- Task description
Return each line that holds the word "this".

- Data excerpts
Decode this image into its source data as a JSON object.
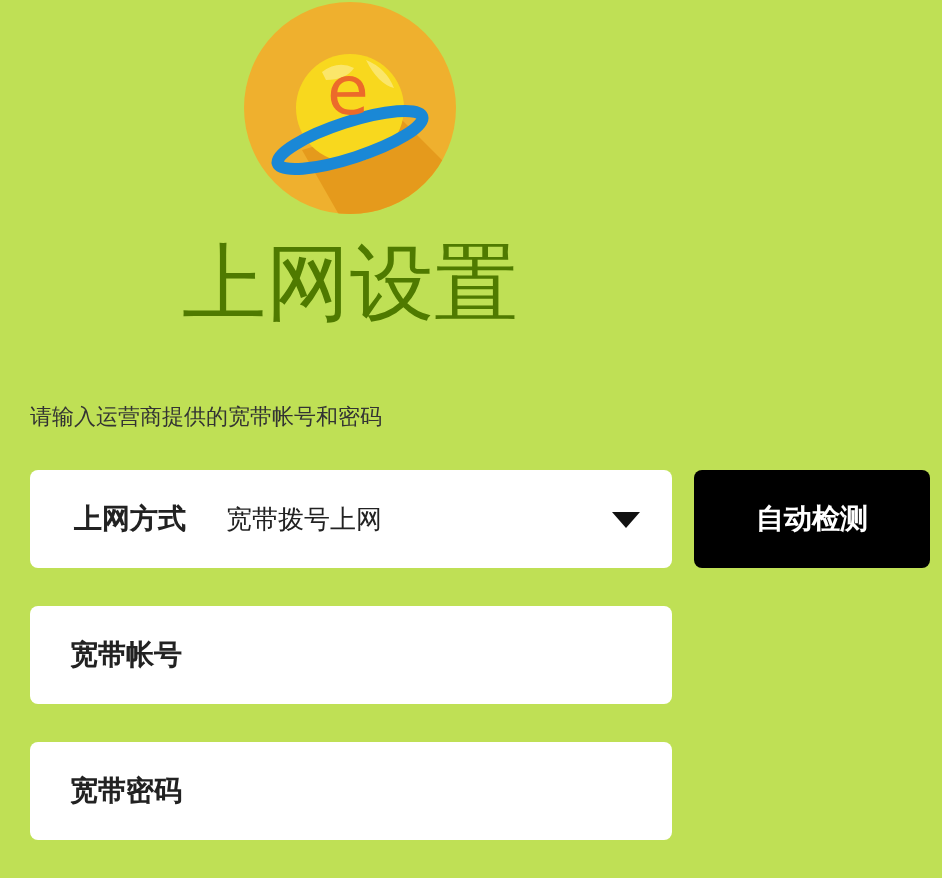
{
  "logo": {
    "glyph": "e"
  },
  "title": "上网设置",
  "instruction": "请输入运营商提供的宽带帐号和密码",
  "connection_type": {
    "label": "上网方式",
    "value": "宽带拨号上网"
  },
  "detect_button": "自动检测",
  "fields": [
    {
      "placeholder": "宽带帐号"
    },
    {
      "placeholder": "宽带密码"
    }
  ]
}
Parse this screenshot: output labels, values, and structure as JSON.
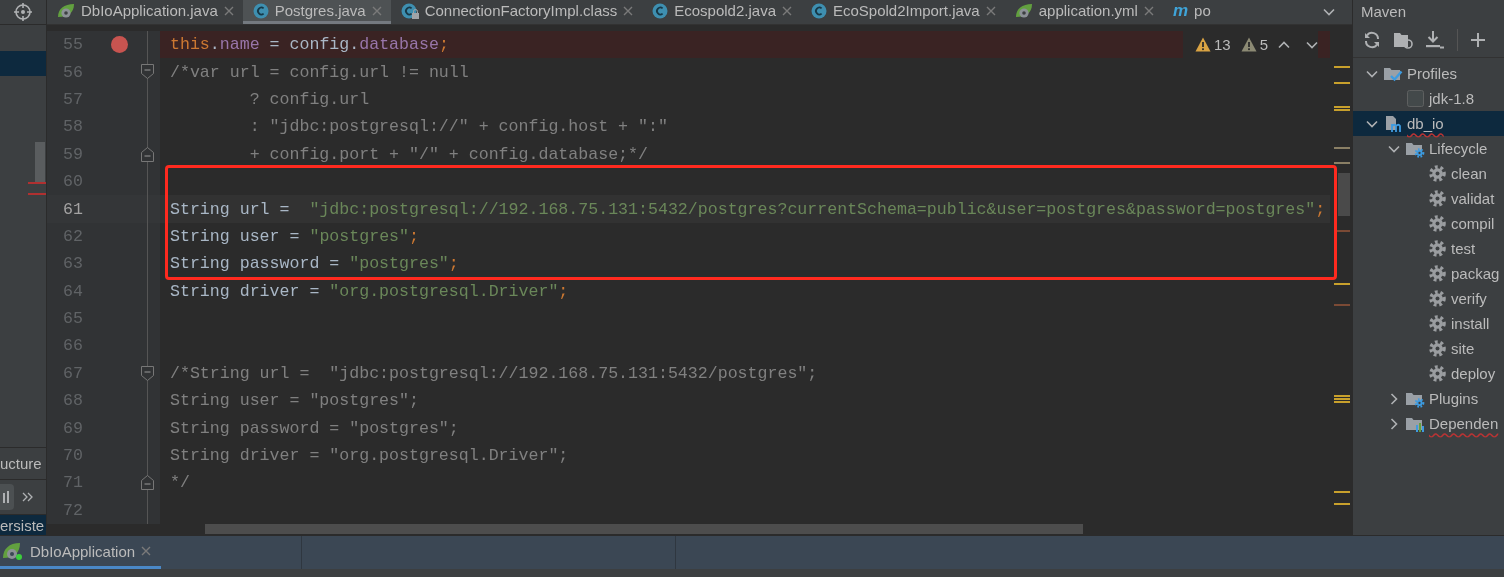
{
  "left_panel": {
    "tab": "ucture",
    "row": {
      "label": "ersiste",
      "selected": true
    }
  },
  "editor_tabs": [
    {
      "label": "DbIoApplication.java",
      "kind": "spring",
      "selected": false,
      "closable": true
    },
    {
      "label": "Postgres.java",
      "kind": "class",
      "selected": true,
      "closable": true
    },
    {
      "label": "ConnectionFactoryImpl.class",
      "kind": "locked_class",
      "selected": false,
      "closable": true
    },
    {
      "label": "Ecospold2.java",
      "kind": "class",
      "selected": false,
      "closable": true
    },
    {
      "label": "EcoSpold2Import.java",
      "kind": "class",
      "selected": false,
      "closable": true
    },
    {
      "label": "application.yml",
      "kind": "spring",
      "selected": false,
      "closable": true
    },
    {
      "label": "po",
      "kind": "letter",
      "glyph": "m",
      "selected": false,
      "closable": false
    }
  ],
  "inspections": [
    {
      "kind": "warning",
      "count": "13"
    },
    {
      "kind": "weak_warning",
      "count": "5"
    }
  ],
  "code_lines": [
    {
      "number": "55",
      "breakpoint": true,
      "current": false,
      "framed": false,
      "tokens": [
        {
          "kind": "keyword",
          "text": "this"
        },
        {
          "kind": "plain",
          "text": "."
        },
        {
          "kind": "field",
          "text": "name"
        },
        {
          "kind": "plain",
          "text": " = config."
        },
        {
          "kind": "field",
          "text": "database"
        },
        {
          "kind": "keyword",
          "text": ";"
        }
      ]
    },
    {
      "number": "56",
      "breakpoint": false,
      "current": false,
      "framed": false,
      "kind": "fold_start",
      "tokens": [
        {
          "kind": "comment",
          "text": "/*var url = config.url != null"
        }
      ]
    },
    {
      "number": "57",
      "breakpoint": false,
      "current": false,
      "framed": false,
      "tokens": [
        {
          "kind": "comment",
          "text": "        ? config.url"
        }
      ]
    },
    {
      "number": "58",
      "breakpoint": false,
      "current": false,
      "framed": false,
      "tokens": [
        {
          "kind": "comment",
          "text": "        : \"jdbc:postgresql://\" + config.host + \":\""
        }
      ]
    },
    {
      "number": "59",
      "breakpoint": false,
      "current": false,
      "framed": false,
      "kind": "fold_end",
      "tokens": [
        {
          "kind": "comment",
          "text": "        + config.port + \"/\" + config.database;*/"
        }
      ]
    },
    {
      "number": "60",
      "breakpoint": false,
      "current": false,
      "framed": true
    },
    {
      "number": "61",
      "breakpoint": false,
      "current": true,
      "framed": true,
      "tokens": [
        {
          "kind": "plain",
          "text": "String url =  "
        },
        {
          "kind": "string",
          "text": "\"jdbc:postgresql://192.168.75.131:5432/postgres?currentSchema=public&user=postgres&password=postgres\""
        },
        {
          "kind": "keyword",
          "text": ";"
        }
      ]
    },
    {
      "number": "62",
      "breakpoint": false,
      "current": false,
      "framed": true,
      "tokens": [
        {
          "kind": "plain",
          "text": "String user = "
        },
        {
          "kind": "string",
          "text": "\"postgres\""
        },
        {
          "kind": "keyword",
          "text": ";"
        }
      ]
    },
    {
      "number": "63",
      "breakpoint": false,
      "current": false,
      "framed": true,
      "tokens": [
        {
          "kind": "plain",
          "text": "String password = "
        },
        {
          "kind": "string",
          "text": "\"postgres\""
        },
        {
          "kind": "keyword",
          "text": ";"
        }
      ]
    },
    {
      "number": "64",
      "breakpoint": false,
      "current": false,
      "framed": false,
      "tokens": [
        {
          "kind": "plain",
          "text": "String driver = "
        },
        {
          "kind": "string",
          "text": "\"org.postgresql.Driver\""
        },
        {
          "kind": "keyword",
          "text": ";"
        }
      ]
    },
    {
      "number": "65",
      "breakpoint": false,
      "current": false,
      "framed": false
    },
    {
      "number": "66",
      "breakpoint": false,
      "current": false,
      "framed": false
    },
    {
      "number": "67",
      "breakpoint": false,
      "current": false,
      "framed": false,
      "kind": "fold_start",
      "tokens": [
        {
          "kind": "comment",
          "text": "/*String url =  \"jdbc:postgresql://192.168.75.131:5432/postgres\";"
        }
      ]
    },
    {
      "number": "68",
      "breakpoint": false,
      "current": false,
      "framed": false,
      "tokens": [
        {
          "kind": "comment",
          "text": "String user = \"postgres\";"
        }
      ]
    },
    {
      "number": "69",
      "breakpoint": false,
      "current": false,
      "framed": false,
      "tokens": [
        {
          "kind": "comment",
          "text": "String password = \"postgres\";"
        }
      ]
    },
    {
      "number": "70",
      "breakpoint": false,
      "current": false,
      "framed": false,
      "tokens": [
        {
          "kind": "comment",
          "text": "String driver = \"org.postgresql.Driver\";"
        }
      ]
    },
    {
      "number": "71",
      "breakpoint": false,
      "current": false,
      "framed": false,
      "kind": "fold_end",
      "tokens": [
        {
          "kind": "comment",
          "text": "*/"
        }
      ]
    },
    {
      "number": "72",
      "breakpoint": false,
      "current": false,
      "framed": false
    }
  ],
  "maven": {
    "title": "Maven",
    "tree": [
      {
        "label": "Profiles",
        "kind": "profiles",
        "expanded": true,
        "selected": false,
        "children": [
          {
            "label": "jdk-1.8",
            "kind": "checkbox",
            "checked": false,
            "selected": false
          }
        ]
      },
      {
        "label": "db_io",
        "kind": "module",
        "expanded": true,
        "selected": true,
        "children": [
          {
            "label": "Lifecycle",
            "kind": "folder_gear",
            "expanded": true,
            "selected": false,
            "children": [
              {
                "label": "clean",
                "kind": "goal",
                "selected": false
              },
              {
                "label": "validat",
                "kind": "goal",
                "selected": false
              },
              {
                "label": "compil",
                "kind": "goal",
                "selected": false
              },
              {
                "label": "test",
                "kind": "goal",
                "selected": false
              },
              {
                "label": "packag",
                "kind": "goal",
                "selected": false
              },
              {
                "label": "verify",
                "kind": "goal",
                "selected": false
              },
              {
                "label": "install",
                "kind": "goal",
                "selected": false
              },
              {
                "label": "site",
                "kind": "goal",
                "selected": false
              },
              {
                "label": "deploy",
                "kind": "goal",
                "selected": false
              }
            ]
          },
          {
            "label": "Plugins",
            "kind": "folder_gear",
            "expanded": false,
            "selected": false
          },
          {
            "label": "Dependen",
            "kind": "folder_chart",
            "expanded": false,
            "selected": false
          }
        ]
      }
    ]
  },
  "run_tabs": [
    {
      "label": "DbIoApplication",
      "selected": true
    }
  ]
}
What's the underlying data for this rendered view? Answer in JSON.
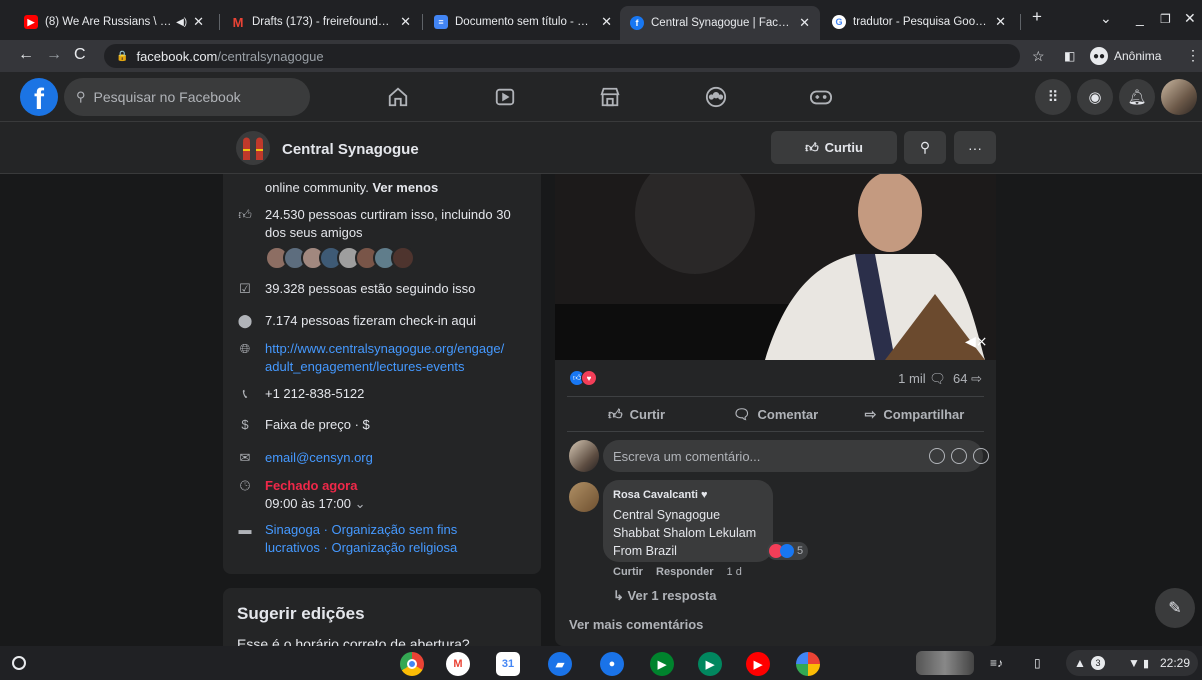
{
  "browser": {
    "tabs": [
      {
        "title": "(8) We Are Russians \\ Mbi",
        "favicon": "youtube-icon",
        "color": "#ff0000"
      },
      {
        "title": "Drafts (173) - freirefoundation",
        "favicon": "gmail-icon",
        "color": "#ea4335"
      },
      {
        "title": "Documento sem título - Docum",
        "favicon": "docs-icon",
        "color": "#4285f4"
      },
      {
        "title": "Central Synagogue | Facebook",
        "favicon": "facebook-icon",
        "color": "#1877f2"
      },
      {
        "title": "tradutor - Pesquisa Google",
        "favicon": "google-icon",
        "color": "#4285f4"
      }
    ],
    "url_host": "facebook.com",
    "url_path": "/centralsynagogue",
    "incognito_label": "Anônima"
  },
  "fb": {
    "search_placeholder": "Pesquisar no Facebook"
  },
  "page": {
    "name": "Central Synagogue",
    "liked_label": "Curtiu"
  },
  "info": {
    "about_tail": "online community.",
    "see_less": "Ver menos",
    "likes": "24.530 pessoas curtiram isso, incluindo 30 dos seus amigos",
    "followers": "39.328 pessoas estão seguindo isso",
    "checkins": "7.174 pessoas fizeram check-in aqui",
    "website_1": "http://www.centralsynagogue.org/engage/",
    "website_2": "adult_engagement/lectures-events",
    "phone": "+1 212-838-5122",
    "price": "Faixa de preço · $",
    "email": "email@censyn.org",
    "hours_status": "Fechado agora",
    "hours": "09:00 às 17:00",
    "cat_1": "Sinagoga",
    "cat_2": "Organização sem fins lucrativos",
    "cat_3": "Organização religiosa"
  },
  "suggest": {
    "title": "Sugerir edições",
    "question": "Esse é o horário correto de abertura?"
  },
  "post": {
    "comments_count": "1 mil",
    "shares_count": "64",
    "like_label": "Curtir",
    "comment_label": "Comentar",
    "share_label": "Compartilhar",
    "comment_placeholder": "Escreva um comentário...",
    "comment": {
      "author": "Rosa Cavalcanti",
      "line1": "Central Synagogue",
      "line2": "Shabbat Shalom Lekulam",
      "line3": "From Brazil",
      "reactions": "5",
      "like": "Curtir",
      "reply": "Responder",
      "time": "1 d"
    },
    "view_replies": "Ver 1 resposta",
    "more_comments": "Ver mais comentários"
  },
  "shelf": {
    "apps": [
      "chrome-icon",
      "gmail-icon",
      "calendar-icon",
      "files-icon",
      "messages-icon",
      "meet-icon",
      "play-store-icon",
      "youtube-icon",
      "photos-icon"
    ],
    "notifications": "3",
    "clock": "22:29"
  }
}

- Full answer
Decode this image into its source data as a JSON object.
Parse this screenshot: output labels, values, and structure as JSON.
          "text": "this"
What's the underlying data for this rendered view? Answer in JSON.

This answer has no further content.